- [DIRECTIONS]
All entries should be output exactly as they stand.
________
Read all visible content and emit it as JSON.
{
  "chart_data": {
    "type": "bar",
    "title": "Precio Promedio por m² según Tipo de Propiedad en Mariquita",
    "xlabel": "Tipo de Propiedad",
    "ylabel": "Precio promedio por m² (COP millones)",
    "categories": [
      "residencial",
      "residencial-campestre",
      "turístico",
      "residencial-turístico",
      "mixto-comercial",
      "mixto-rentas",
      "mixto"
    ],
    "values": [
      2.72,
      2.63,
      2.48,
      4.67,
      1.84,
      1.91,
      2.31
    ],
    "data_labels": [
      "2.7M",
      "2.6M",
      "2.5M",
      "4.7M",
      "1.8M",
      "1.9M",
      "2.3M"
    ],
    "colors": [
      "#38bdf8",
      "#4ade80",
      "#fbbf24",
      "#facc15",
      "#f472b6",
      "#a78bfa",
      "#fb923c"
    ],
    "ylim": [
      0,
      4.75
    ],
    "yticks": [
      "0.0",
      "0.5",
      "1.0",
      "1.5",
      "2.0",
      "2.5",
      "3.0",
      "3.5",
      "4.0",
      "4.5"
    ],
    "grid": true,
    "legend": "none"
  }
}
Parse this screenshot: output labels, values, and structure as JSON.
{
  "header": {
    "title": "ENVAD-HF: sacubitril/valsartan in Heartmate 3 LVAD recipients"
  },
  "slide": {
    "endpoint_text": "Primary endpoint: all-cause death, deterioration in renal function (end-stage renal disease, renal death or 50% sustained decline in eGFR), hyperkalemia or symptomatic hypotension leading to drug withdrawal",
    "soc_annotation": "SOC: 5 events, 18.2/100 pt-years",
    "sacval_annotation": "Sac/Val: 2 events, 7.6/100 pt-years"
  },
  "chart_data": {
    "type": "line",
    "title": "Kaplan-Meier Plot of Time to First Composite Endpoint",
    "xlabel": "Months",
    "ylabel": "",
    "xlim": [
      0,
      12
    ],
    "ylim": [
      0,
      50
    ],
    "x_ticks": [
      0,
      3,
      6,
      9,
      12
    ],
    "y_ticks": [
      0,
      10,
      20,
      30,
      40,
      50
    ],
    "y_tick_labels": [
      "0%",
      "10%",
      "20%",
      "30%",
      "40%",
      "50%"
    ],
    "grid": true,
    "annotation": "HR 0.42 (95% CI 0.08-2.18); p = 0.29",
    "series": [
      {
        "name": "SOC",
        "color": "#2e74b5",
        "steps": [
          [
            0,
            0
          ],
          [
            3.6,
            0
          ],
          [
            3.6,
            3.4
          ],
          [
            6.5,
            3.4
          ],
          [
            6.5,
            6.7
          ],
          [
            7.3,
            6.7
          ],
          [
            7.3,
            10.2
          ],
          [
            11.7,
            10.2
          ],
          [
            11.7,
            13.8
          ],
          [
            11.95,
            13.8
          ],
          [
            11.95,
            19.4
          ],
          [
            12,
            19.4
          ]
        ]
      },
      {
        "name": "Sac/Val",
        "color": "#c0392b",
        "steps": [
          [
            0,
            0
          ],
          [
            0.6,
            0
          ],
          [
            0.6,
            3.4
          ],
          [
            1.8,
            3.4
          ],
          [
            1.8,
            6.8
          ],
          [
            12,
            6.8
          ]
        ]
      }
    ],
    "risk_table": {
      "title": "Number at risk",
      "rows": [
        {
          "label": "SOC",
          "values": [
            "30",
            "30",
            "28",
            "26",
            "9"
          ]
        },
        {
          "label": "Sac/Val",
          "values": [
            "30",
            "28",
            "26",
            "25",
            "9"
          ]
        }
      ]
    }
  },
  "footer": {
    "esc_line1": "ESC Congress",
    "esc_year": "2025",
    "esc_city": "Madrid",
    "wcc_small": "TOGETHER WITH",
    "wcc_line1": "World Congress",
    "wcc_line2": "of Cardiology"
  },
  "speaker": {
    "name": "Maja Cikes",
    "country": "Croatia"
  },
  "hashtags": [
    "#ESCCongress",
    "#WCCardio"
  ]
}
________
- [EXPECTED ANSWER]
Read all visible content and emit it as JSON.
{
  "chart_data": {
    "type": "bar",
    "title": "Precio Promedio por m² según Tipo de Propiedad en Mariquita",
    "xlabel": "Tipo de Propiedad",
    "ylabel": "Precio promedio por m² (COP millones)",
    "categories": [
      "residencial",
      "residencial-campestre",
      "turístico",
      "residencial-turístico",
      "mixto-comercial",
      "mixto-rentas",
      "mixto"
    ],
    "values": [
      2.72,
      2.63,
      2.48,
      4.67,
      1.84,
      1.91,
      2.31
    ],
    "data_labels": [
      "2.7M",
      "2.6M",
      "2.5M",
      "4.7M",
      "1.8M",
      "1.9M",
      "2.3M"
    ],
    "colors": [
      "#38bdf8",
      "#4ade80",
      "#fbbf24",
      "#facc15",
      "#f472b6",
      "#a78bfa",
      "#fb923c"
    ],
    "ylim": [
      0,
      4.75
    ],
    "yticks": [
      "0.0",
      "0.5",
      "1.0",
      "1.5",
      "2.0",
      "2.5",
      "3.0",
      "3.5",
      "4.0",
      "4.5"
    ],
    "grid": true,
    "legend": "none"
  }
}
Parse this screenshot: output labels, values, and structure as JSON.
{
  "header": {
    "title": "ENVAD-HF: sacubitril/valsartan in Heartmate 3 LVAD recipients"
  },
  "slide": {
    "endpoint_text": "Primary endpoint: all-cause death, deterioration in renal function (end-stage renal disease, renal death or 50% sustained decline in eGFR), hyperkalemia or symptomatic hypotension leading to drug withdrawal",
    "soc_annotation": "SOC: 5 events, 18.2/100 pt-years",
    "sacval_annotation": "Sac/Val: 2 events, 7.6/100 pt-years"
  },
  "chart_data": {
    "type": "line",
    "title": "Kaplan-Meier Plot of Time to First Composite Endpoint",
    "xlabel": "Months",
    "ylabel": "",
    "xlim": [
      0,
      12
    ],
    "ylim": [
      0,
      50
    ],
    "x_ticks": [
      0,
      3,
      6,
      9,
      12
    ],
    "y_ticks": [
      0,
      10,
      20,
      30,
      40,
      50
    ],
    "y_tick_labels": [
      "0%",
      "10%",
      "20%",
      "30%",
      "40%",
      "50%"
    ],
    "grid": true,
    "annotation": "HR 0.42 (95% CI 0.08-2.18); p = 0.29",
    "series": [
      {
        "name": "SOC",
        "color": "#2e74b5",
        "steps": [
          [
            0,
            0
          ],
          [
            3.6,
            0
          ],
          [
            3.6,
            3.4
          ],
          [
            6.5,
            3.4
          ],
          [
            6.5,
            6.7
          ],
          [
            7.3,
            6.7
          ],
          [
            7.3,
            10.2
          ],
          [
            11.7,
            10.2
          ],
          [
            11.7,
            13.8
          ],
          [
            11.95,
            13.8
          ],
          [
            11.95,
            19.4
          ],
          [
            12,
            19.4
          ]
        ]
      },
      {
        "name": "Sac/Val",
        "color": "#c0392b",
        "steps": [
          [
            0,
            0
          ],
          [
            0.6,
            0
          ],
          [
            0.6,
            3.4
          ],
          [
            1.8,
            3.4
          ],
          [
            1.8,
            6.8
          ],
          [
            12,
            6.8
          ]
        ]
      }
    ],
    "risk_table": {
      "title": "Number at risk",
      "rows": [
        {
          "label": "SOC",
          "values": [
            "30",
            "30",
            "28",
            "26",
            "9"
          ]
        },
        {
          "label": "Sac/Val",
          "values": [
            "30",
            "28",
            "26",
            "25",
            "9"
          ]
        }
      ]
    }
  },
  "footer": {
    "esc_line1": "ESC Congress",
    "esc_year": "2025",
    "esc_city": "Madrid",
    "wcc_small": "TOGETHER WITH",
    "wcc_line1": "World Congress",
    "wcc_line2": "of Cardiology"
  },
  "speaker": {
    "name": "Maja Cikes",
    "country": "Croatia"
  },
  "hashtags": [
    "#ESCCongress",
    "#WCCardio"
  ]
}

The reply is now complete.